■ What to produce
Copy all lines of the listing that include the string "JSON".

■ Exercise inputs

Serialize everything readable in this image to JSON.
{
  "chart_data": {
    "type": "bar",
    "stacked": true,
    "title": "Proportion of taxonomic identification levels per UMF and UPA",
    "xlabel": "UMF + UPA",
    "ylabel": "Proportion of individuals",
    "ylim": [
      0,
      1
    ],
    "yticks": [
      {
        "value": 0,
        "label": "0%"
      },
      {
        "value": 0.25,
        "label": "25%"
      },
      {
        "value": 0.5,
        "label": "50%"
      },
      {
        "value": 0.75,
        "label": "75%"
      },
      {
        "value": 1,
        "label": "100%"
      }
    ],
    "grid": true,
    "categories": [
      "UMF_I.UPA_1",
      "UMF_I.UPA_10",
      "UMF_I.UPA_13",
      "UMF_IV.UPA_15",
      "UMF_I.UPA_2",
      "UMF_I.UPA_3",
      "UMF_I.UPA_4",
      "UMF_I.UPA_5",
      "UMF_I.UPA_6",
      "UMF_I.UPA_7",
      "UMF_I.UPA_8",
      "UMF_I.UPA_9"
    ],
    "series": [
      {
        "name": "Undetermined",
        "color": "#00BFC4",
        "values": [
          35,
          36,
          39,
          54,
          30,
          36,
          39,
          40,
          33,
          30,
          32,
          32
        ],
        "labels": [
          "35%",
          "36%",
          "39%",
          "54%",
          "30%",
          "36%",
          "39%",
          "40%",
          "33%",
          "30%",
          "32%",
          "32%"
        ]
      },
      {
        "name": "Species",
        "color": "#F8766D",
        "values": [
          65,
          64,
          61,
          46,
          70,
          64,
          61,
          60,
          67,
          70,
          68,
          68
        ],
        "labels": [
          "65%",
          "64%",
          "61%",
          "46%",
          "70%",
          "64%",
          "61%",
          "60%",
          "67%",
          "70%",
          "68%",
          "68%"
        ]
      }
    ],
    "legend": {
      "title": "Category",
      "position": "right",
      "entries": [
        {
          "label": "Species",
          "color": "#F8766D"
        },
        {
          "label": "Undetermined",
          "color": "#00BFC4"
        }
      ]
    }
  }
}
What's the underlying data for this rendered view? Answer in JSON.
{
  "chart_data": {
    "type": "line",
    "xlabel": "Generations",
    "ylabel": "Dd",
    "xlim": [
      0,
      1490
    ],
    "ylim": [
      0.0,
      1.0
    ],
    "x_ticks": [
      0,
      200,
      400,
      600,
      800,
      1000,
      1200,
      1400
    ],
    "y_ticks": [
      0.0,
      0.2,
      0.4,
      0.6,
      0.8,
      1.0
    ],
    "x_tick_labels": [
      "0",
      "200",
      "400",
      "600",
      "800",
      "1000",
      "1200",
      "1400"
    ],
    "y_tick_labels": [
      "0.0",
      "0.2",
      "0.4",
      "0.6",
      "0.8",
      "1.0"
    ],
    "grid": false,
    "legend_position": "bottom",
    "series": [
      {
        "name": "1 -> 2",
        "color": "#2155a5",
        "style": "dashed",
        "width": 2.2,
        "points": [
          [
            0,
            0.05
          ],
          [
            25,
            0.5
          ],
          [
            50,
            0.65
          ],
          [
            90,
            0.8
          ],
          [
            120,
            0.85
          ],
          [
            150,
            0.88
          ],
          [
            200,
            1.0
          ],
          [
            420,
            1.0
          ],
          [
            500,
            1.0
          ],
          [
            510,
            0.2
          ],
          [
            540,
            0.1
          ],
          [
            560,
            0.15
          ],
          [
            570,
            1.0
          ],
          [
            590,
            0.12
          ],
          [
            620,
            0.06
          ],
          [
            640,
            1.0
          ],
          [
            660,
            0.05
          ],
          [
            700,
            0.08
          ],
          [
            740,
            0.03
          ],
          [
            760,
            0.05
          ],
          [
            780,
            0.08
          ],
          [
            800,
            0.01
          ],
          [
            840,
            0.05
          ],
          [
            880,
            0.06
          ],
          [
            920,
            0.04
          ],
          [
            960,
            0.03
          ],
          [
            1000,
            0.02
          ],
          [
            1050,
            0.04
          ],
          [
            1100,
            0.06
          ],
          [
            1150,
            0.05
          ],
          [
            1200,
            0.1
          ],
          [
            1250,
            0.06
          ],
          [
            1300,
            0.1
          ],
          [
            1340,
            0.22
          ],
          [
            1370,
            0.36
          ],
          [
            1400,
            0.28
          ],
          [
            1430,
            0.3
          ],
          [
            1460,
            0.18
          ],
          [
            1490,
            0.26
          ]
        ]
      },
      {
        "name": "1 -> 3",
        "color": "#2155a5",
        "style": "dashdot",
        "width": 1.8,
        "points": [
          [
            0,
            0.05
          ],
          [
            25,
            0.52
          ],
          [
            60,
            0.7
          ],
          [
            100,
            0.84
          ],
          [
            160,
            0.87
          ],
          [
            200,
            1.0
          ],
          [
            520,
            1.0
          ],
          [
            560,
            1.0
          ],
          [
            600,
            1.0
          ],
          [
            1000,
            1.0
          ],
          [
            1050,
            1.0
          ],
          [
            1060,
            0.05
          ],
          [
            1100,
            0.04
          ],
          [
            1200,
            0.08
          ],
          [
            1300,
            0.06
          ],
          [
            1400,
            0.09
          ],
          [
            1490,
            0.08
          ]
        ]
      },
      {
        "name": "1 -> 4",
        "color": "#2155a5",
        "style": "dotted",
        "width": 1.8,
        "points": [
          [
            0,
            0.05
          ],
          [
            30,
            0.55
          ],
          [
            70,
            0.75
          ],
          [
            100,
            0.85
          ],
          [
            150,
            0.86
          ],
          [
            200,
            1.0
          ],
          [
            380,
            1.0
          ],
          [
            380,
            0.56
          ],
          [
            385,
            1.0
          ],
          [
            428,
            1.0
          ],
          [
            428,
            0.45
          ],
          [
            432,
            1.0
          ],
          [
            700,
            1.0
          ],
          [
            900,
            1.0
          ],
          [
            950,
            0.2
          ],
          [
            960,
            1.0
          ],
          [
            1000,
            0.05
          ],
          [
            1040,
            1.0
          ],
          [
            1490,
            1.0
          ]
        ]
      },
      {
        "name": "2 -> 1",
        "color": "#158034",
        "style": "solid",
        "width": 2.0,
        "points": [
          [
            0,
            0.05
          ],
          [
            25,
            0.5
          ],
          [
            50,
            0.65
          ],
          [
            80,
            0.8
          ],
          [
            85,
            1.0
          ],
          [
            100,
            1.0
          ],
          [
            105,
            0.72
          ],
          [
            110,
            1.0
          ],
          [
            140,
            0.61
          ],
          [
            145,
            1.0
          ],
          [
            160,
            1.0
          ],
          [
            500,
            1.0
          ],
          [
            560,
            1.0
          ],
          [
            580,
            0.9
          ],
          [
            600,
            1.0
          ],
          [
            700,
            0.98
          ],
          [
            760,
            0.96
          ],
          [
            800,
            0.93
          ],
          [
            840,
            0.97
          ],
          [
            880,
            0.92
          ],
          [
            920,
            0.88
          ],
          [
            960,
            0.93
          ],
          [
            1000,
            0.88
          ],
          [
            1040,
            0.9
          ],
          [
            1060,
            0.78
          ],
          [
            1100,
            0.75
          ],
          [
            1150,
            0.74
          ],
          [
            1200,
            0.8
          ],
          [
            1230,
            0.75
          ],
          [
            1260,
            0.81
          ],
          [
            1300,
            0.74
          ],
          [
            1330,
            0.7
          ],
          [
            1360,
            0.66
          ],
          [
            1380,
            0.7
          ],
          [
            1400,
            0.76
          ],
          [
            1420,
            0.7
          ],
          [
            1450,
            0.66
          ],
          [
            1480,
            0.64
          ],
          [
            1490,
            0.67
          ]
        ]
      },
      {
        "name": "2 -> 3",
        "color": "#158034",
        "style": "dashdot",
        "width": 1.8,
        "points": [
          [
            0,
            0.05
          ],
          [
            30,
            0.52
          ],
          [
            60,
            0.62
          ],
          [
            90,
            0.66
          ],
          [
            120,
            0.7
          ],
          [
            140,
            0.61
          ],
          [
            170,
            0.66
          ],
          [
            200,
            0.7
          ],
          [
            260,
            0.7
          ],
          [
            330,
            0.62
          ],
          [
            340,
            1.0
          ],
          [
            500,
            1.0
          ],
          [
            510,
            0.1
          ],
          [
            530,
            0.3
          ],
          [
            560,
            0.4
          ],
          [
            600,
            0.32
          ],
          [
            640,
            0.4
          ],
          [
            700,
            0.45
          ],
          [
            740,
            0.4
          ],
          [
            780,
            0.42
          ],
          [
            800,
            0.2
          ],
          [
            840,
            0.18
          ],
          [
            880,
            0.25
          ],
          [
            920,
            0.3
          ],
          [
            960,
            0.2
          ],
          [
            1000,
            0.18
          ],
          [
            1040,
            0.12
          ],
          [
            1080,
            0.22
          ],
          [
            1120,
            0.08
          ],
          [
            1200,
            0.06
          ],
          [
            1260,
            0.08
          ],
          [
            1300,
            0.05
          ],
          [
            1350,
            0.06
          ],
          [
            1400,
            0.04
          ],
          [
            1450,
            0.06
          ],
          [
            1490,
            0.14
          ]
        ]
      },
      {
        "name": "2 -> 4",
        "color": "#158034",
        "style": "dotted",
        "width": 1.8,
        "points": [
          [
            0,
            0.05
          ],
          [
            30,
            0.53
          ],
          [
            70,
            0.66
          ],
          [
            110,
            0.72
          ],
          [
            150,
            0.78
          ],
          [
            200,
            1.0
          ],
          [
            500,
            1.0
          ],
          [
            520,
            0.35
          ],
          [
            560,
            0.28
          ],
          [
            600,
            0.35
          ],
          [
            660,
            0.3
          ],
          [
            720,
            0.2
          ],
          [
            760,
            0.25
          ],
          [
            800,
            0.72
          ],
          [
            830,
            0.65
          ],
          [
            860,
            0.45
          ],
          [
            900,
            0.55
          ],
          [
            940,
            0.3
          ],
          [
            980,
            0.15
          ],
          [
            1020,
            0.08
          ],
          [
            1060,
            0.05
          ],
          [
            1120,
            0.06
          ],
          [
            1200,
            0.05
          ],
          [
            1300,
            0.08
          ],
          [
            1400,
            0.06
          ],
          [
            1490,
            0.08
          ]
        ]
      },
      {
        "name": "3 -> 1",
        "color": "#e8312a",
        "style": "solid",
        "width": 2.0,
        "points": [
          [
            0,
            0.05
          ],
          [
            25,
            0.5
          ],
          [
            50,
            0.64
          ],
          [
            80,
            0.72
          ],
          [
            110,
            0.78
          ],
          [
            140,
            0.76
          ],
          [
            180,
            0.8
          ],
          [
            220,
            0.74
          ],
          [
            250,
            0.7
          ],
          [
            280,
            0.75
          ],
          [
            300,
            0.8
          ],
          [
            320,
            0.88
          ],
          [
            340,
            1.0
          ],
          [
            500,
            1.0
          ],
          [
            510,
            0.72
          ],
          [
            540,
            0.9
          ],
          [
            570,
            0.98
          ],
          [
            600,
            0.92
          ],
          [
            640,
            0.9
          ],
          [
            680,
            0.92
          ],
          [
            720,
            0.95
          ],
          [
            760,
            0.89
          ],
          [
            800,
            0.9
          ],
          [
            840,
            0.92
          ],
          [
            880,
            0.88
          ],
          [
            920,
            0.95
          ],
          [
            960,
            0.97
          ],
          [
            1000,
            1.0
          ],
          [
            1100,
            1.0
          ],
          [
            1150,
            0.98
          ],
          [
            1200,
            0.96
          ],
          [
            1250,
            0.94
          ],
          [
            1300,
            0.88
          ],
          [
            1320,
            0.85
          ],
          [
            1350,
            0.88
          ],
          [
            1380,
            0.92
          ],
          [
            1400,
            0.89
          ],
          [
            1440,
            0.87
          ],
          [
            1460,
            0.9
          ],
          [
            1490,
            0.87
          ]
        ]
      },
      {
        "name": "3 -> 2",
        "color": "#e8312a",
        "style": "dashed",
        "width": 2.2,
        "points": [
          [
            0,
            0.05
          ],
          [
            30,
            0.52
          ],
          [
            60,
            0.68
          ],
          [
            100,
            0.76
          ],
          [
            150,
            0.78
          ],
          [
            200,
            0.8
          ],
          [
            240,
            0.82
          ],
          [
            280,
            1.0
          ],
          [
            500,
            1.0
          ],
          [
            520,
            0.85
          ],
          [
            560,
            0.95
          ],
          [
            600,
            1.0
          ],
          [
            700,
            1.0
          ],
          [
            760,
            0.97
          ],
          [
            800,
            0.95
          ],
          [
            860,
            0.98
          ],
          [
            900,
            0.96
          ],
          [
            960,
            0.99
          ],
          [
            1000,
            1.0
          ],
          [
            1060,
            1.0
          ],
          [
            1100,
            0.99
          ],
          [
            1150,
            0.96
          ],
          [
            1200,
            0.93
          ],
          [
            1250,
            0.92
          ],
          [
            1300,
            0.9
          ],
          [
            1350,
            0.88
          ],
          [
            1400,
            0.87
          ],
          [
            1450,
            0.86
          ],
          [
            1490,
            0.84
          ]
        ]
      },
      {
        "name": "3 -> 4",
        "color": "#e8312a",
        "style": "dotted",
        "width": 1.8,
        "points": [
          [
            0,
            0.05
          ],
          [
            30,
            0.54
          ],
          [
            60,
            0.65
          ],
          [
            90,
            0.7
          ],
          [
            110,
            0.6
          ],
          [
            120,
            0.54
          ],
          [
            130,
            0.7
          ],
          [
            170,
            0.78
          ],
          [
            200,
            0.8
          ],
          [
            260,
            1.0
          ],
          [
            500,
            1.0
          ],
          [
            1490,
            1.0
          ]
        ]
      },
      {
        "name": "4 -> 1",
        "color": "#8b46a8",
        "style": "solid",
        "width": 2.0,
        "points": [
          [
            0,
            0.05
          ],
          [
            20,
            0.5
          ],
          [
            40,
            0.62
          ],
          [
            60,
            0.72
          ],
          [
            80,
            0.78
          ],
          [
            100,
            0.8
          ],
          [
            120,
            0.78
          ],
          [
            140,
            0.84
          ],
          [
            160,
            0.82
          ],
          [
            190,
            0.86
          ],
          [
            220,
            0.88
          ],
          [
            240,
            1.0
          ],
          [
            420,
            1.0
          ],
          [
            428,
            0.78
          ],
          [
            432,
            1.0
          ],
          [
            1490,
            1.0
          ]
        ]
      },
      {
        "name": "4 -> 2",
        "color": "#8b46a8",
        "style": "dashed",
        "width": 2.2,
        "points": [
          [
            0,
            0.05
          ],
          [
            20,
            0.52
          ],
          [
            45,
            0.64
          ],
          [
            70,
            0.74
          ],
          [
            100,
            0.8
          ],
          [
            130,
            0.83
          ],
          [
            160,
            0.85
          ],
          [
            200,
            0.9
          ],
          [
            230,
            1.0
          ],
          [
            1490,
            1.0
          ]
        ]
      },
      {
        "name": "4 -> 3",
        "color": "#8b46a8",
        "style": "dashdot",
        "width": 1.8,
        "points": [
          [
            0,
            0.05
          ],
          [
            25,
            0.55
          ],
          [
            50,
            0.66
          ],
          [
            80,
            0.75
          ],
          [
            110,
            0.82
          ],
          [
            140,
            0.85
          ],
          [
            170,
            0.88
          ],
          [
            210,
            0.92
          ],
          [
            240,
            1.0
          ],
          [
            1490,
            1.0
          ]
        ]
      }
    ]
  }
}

■ Result of the task
Serialize everything readable in this image to JSON.
What's the underlying data for this rendered view? Answer in JSON.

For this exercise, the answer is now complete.